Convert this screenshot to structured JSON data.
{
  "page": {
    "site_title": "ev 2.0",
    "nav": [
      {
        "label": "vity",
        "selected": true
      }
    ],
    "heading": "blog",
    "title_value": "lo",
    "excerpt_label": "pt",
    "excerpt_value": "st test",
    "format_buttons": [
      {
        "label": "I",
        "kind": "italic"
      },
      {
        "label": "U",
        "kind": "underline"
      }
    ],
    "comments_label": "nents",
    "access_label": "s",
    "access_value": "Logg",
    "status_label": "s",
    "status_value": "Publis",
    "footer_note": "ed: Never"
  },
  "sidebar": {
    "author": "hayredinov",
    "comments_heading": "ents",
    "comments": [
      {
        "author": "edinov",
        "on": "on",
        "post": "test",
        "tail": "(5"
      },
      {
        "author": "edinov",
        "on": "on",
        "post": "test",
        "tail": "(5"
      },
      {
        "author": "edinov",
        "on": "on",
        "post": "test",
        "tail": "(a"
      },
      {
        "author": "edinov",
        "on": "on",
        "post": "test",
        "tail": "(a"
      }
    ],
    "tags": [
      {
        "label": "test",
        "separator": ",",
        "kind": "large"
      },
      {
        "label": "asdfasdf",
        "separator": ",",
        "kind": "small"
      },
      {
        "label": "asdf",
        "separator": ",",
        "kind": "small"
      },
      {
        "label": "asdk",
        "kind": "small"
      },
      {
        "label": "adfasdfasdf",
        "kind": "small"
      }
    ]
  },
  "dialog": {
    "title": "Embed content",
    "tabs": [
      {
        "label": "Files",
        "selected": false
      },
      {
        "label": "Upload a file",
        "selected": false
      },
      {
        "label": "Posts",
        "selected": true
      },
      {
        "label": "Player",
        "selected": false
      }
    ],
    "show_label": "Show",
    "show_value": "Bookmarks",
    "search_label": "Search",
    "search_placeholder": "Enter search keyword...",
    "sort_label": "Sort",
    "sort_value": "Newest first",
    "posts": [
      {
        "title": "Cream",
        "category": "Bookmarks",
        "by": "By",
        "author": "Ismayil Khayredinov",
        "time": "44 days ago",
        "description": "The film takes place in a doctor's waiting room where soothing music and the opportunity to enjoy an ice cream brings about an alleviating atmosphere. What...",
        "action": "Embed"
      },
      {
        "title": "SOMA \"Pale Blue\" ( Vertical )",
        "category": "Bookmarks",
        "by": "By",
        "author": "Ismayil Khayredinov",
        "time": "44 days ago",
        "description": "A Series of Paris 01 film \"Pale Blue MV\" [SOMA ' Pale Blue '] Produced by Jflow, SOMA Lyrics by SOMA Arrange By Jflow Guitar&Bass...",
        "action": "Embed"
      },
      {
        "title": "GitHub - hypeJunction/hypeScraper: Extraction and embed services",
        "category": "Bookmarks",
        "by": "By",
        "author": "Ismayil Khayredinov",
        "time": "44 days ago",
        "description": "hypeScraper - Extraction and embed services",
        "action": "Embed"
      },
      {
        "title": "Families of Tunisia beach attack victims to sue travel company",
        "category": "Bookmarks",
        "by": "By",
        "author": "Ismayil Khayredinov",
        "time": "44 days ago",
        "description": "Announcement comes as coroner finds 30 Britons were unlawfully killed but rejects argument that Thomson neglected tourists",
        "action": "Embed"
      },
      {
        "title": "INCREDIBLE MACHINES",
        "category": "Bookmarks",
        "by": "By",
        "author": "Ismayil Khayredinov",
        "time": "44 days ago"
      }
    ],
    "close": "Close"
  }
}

------------

Repeat all of the records above exactly as they appear.

**Task output:**
Convert this screenshot to structured JSON data.
{
  "page": {
    "site_title": "ev 2.0",
    "nav": [
      {
        "label": "vity",
        "selected": true
      }
    ],
    "heading": "blog",
    "title_value": "lo",
    "excerpt_label": "pt",
    "excerpt_value": "st test",
    "format_buttons": [
      {
        "label": "I",
        "kind": "italic"
      },
      {
        "label": "U",
        "kind": "underline"
      }
    ],
    "comments_label": "nents",
    "access_label": "s",
    "access_value": "Logg",
    "status_label": "s",
    "status_value": "Publis",
    "footer_note": "ed: Never"
  },
  "sidebar": {
    "author": "hayredinov",
    "comments_heading": "ents",
    "comments": [
      {
        "author": "edinov",
        "on": "on",
        "post": "test",
        "tail": "(5"
      },
      {
        "author": "edinov",
        "on": "on",
        "post": "test",
        "tail": "(5"
      },
      {
        "author": "edinov",
        "on": "on",
        "post": "test",
        "tail": "(a"
      },
      {
        "author": "edinov",
        "on": "on",
        "post": "test",
        "tail": "(a"
      }
    ],
    "tags": [
      {
        "label": "test",
        "separator": ",",
        "kind": "large"
      },
      {
        "label": "asdfasdf",
        "separator": ",",
        "kind": "small"
      },
      {
        "label": "asdf",
        "separator": ",",
        "kind": "small"
      },
      {
        "label": "asdk",
        "kind": "small"
      },
      {
        "label": "adfasdfasdf",
        "kind": "small"
      }
    ]
  },
  "dialog": {
    "title": "Embed content",
    "tabs": [
      {
        "label": "Files",
        "selected": false
      },
      {
        "label": "Upload a file",
        "selected": false
      },
      {
        "label": "Posts",
        "selected": true
      },
      {
        "label": "Player",
        "selected": false
      }
    ],
    "show_label": "Show",
    "show_value": "Bookmarks",
    "search_label": "Search",
    "search_placeholder": "Enter search keyword...",
    "sort_label": "Sort",
    "sort_value": "Newest first",
    "posts": [
      {
        "title": "Cream",
        "category": "Bookmarks",
        "by": "By",
        "author": "Ismayil Khayredinov",
        "time": "44 days ago",
        "description": "The film takes place in a doctor's waiting room where soothing music and the opportunity to enjoy an ice cream brings about an alleviating atmosphere. What...",
        "action": "Embed"
      },
      {
        "title": "SOMA \"Pale Blue\" ( Vertical )",
        "category": "Bookmarks",
        "by": "By",
        "author": "Ismayil Khayredinov",
        "time": "44 days ago",
        "description": "A Series of Paris 01 film \"Pale Blue MV\" [SOMA ' Pale Blue '] Produced by Jflow, SOMA Lyrics by SOMA Arrange By Jflow Guitar&Bass...",
        "action": "Embed"
      },
      {
        "title": "GitHub - hypeJunction/hypeScraper: Extraction and embed services",
        "category": "Bookmarks",
        "by": "By",
        "author": "Ismayil Khayredinov",
        "time": "44 days ago",
        "description": "hypeScraper - Extraction and embed services",
        "action": "Embed"
      },
      {
        "title": "Families of Tunisia beach attack victims to sue travel company",
        "category": "Bookmarks",
        "by": "By",
        "author": "Ismayil Khayredinov",
        "time": "44 days ago",
        "description": "Announcement comes as coroner finds 30 Britons were unlawfully killed but rejects argument that Thomson neglected tourists",
        "action": "Embed"
      },
      {
        "title": "INCREDIBLE MACHINES",
        "category": "Bookmarks",
        "by": "By",
        "author": "Ismayil Khayredinov",
        "time": "44 days ago"
      }
    ],
    "close": "Close"
  }
}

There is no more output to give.